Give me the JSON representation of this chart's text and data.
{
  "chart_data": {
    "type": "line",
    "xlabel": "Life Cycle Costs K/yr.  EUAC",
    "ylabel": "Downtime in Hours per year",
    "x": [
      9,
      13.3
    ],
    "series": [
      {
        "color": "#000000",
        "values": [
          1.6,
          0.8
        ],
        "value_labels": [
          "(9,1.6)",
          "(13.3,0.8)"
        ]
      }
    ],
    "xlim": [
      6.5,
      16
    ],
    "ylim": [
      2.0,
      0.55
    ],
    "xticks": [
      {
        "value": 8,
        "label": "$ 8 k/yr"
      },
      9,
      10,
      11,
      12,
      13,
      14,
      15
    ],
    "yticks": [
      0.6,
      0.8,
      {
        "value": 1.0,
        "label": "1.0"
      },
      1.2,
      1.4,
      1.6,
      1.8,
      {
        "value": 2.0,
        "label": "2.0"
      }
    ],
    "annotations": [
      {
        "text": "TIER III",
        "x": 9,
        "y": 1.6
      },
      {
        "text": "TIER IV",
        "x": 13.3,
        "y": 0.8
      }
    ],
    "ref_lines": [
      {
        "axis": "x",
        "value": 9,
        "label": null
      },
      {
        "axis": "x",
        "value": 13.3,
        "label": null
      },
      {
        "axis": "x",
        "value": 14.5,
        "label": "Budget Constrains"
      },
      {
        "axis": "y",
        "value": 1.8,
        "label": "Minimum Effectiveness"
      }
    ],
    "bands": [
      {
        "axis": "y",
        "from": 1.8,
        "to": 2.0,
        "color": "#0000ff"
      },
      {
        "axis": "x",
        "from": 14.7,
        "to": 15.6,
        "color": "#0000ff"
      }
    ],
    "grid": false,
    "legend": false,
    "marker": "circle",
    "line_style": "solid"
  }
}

..........

* WHAT IS EXPECTED:
In the records above, how many lines contain the word "text"? Give the number alone.

* FINAL ANSWER:
3